§ TASK STATEMENT: Sort through the entries below and pull out lines containing the word "下列叙述正确的是".

§ EXTRACTED INFORMATION:
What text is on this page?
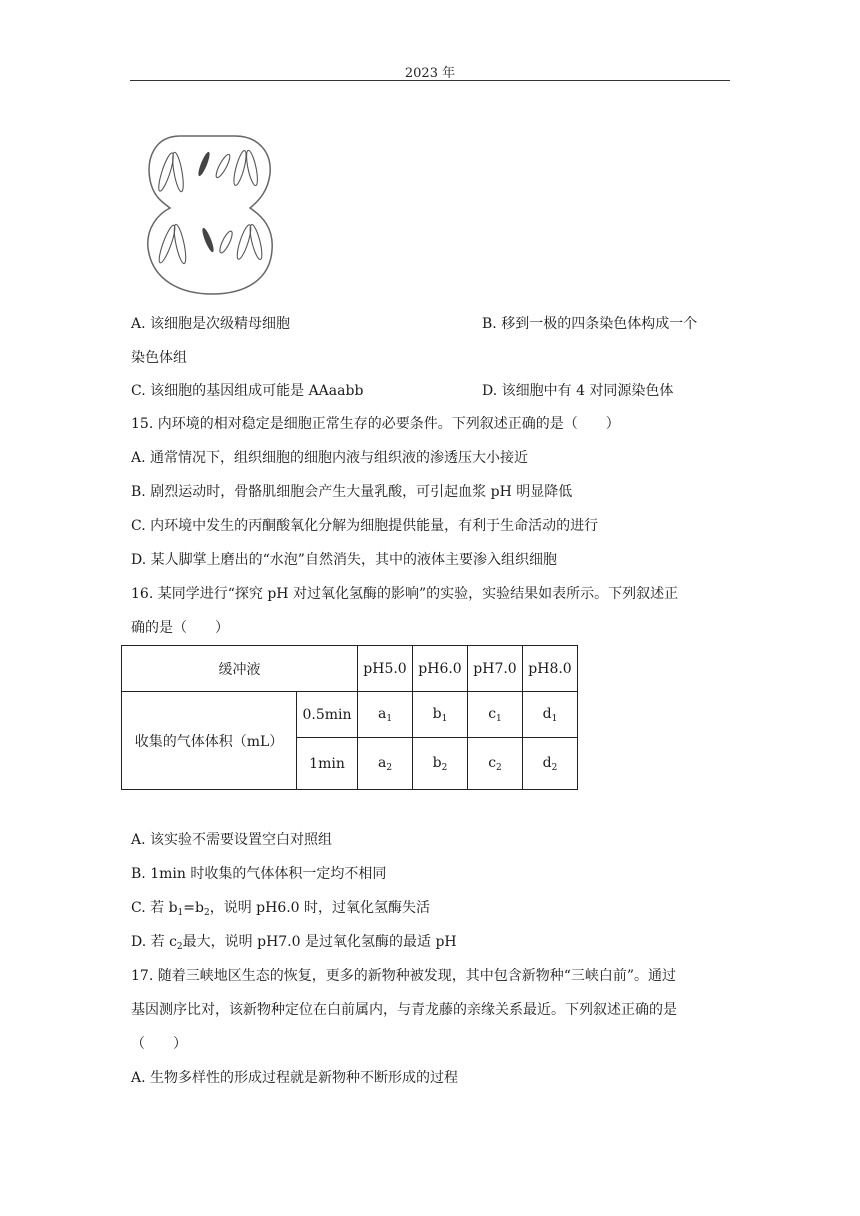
2023 年
A. 该细胞是次级精母细胞	B. 移到一极的四条染色体构成一个
染色体组
C. 该细胞的基因组成可能是 AAaabb	D. 该细胞中有 4 对同源染色体
15. 内环境的相对稳定是细胞正常生存的必要条件。下列叙述正确的是（　　）
A. 通常情况下，组织细胞的细胞内液与组织液的渗透压大小接近
B. 剧烈运动时，骨骼肌细胞会产生大量乳酸，可引起血浆 pH 明显降低
C. 内环境中发生的丙酮酸氧化分解为细胞提供能量，有利于生命活动的进行
D. 某人脚掌上磨出的“水泡”自然消失，其中的液体主要渗入组织细胞
16. 某同学进行“探究 pH 对过氧化氢酶的影响”的实验，实验结果如表所示。下列叙述正
确的是（　　）
缓冲液		pH5.0	pH6.0	pH7.0	pH8.0
收集的气体体积（mL）	0.5min	$a_1$	$b_1$	$c_1$	$d_1$
	1min	$a_2$	$b_2$	$c_2$	$d_2$
A. 该实验不需要设置空白对照组
B. 1min 时收集的气体体积一定均不相同
C. 若 $b_1=b_2$，说明 pH6.0 时，过氧化氢酶失活
D. 若 $c_2$最大，说明 pH7.0 是过氧化氢酶的最适 pH
17. 随着三峡地区生态的恢复，更多的新物种被发现，其中包含新物种“三峡白前”。通过
基因测序比对，该新物种定位在白前属内，与青龙藤的亲缘关系最近。下列叙述正确的是
（　　）
A. 生物多样性的形成过程就是新物种不断形成的过程
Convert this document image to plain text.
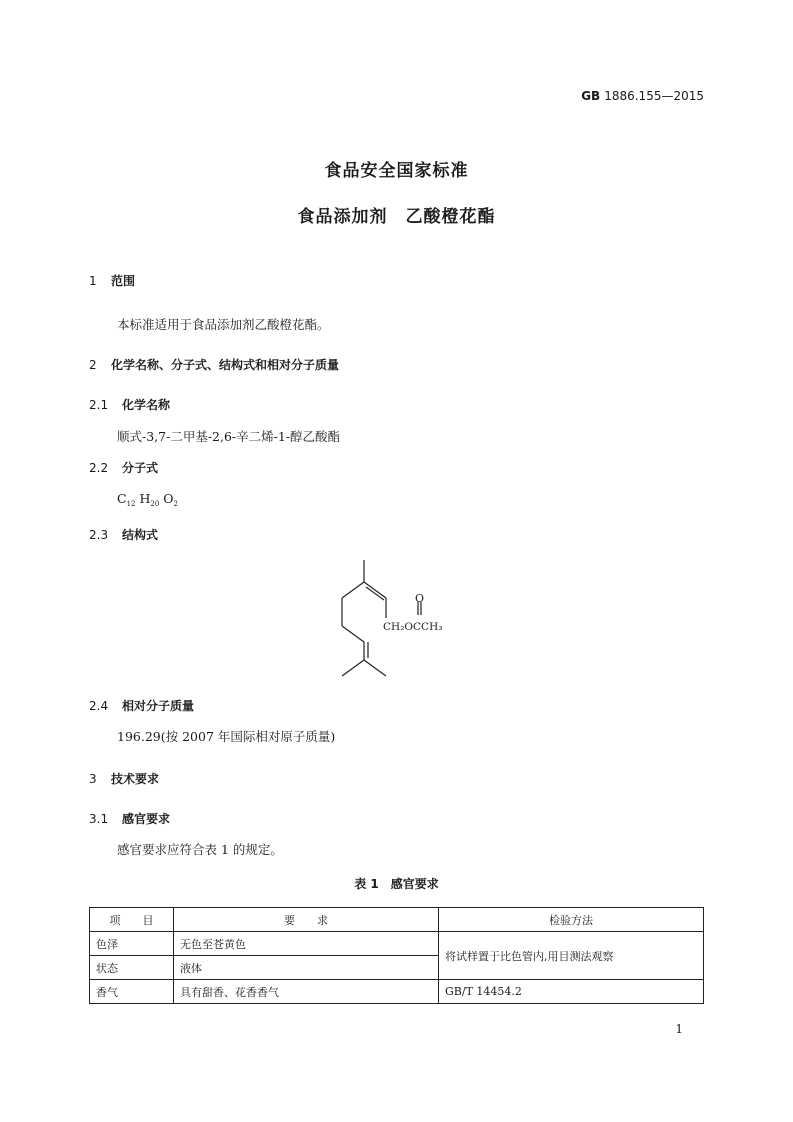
GB 1886.155—2015
食品安全国家标准
食品添加剂　乙酸橙花酯
1 范围
本标准适用于食品添加剂乙酸橙花酯。
2 化学名称、分子式、结构式和相对分子质量
2.1 化学名称
顺式-3,7-二甲基-2,6-辛二烯-1-醇乙酸酯
2.2 分子式
$C_{12}$ $H_{20}$ $O_2$
2.3 结构式
O
CH₂OCCH₃
2.4 相对分子质量
196.29(按 2007 年国际相对原子质量)
3 技术要求
3.1 感官要求
感官要求应符合表 1 的规定。
表 1　感官要求
项　　目	要　　求	检验方法
色泽	无色至苍黄色	将试样置于比色管内,用目测法观察
状态	液体	
香气	具有甜香、花香香气	GB/T 14454.2
1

§ FULL ANSWER:
15. 内环境的相对稳定是细胞正常生存的必要条件。下列叙述正确的是（　　）
基因测序比对，该新物种定位在白前属内，与青龙藤的亲缘关系最近。下列叙述正确的是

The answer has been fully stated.